### Recorded data
-- BEGIN --

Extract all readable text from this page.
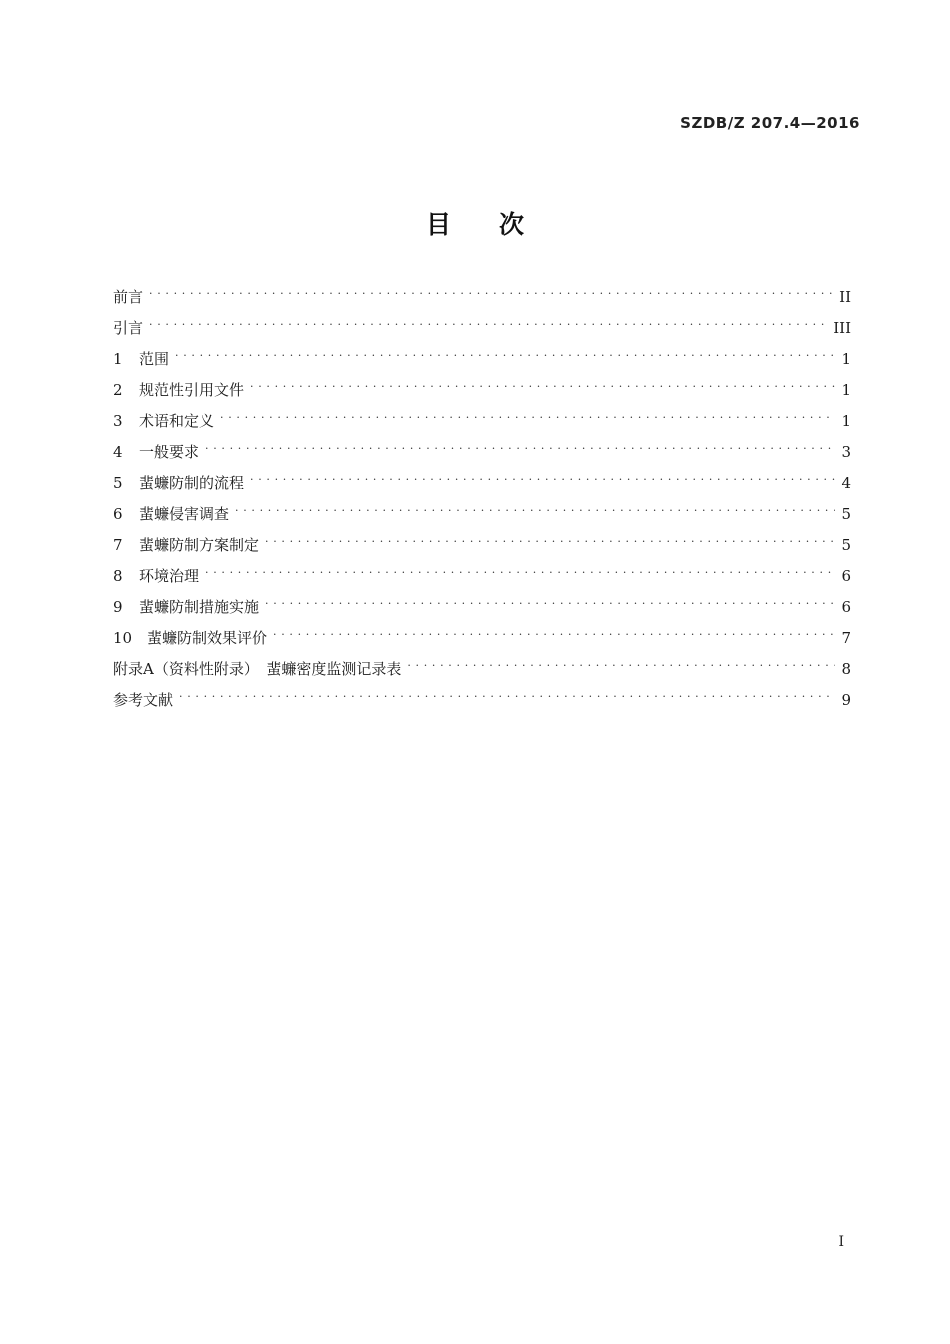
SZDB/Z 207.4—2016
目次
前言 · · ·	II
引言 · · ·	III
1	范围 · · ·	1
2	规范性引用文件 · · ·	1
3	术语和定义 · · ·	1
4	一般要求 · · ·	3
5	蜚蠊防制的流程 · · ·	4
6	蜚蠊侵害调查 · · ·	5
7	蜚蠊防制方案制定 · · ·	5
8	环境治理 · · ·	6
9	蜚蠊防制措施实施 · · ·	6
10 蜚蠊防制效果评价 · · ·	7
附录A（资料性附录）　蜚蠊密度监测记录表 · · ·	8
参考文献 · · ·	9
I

-- END --

### Description of the task
Every record above must be given again exactly; drop the pictures.

### Answer to the task
Extract all readable text from this page.
SZDB/Z 207.4—2016
目次
前言 · · ·	II
引言 · · ·	III
1	范围 · · ·	1
2	规范性引用文件 · · ·	1
3	术语和定义 · · ·	1
4	一般要求 · · ·	3
5	蜚蠊防制的流程 · · ·	4
6	蜚蠊侵害调查 · · ·	5
7	蜚蠊防制方案制定 · · ·	5
8	环境治理 · · ·	6
9	蜚蠊防制措施实施 · · ·	6
10 蜚蠊防制效果评价 · · ·	7
附录A（资料性附录）　蜚蠊密度监测记录表 · · ·	8
参考文献 · · ·	9
I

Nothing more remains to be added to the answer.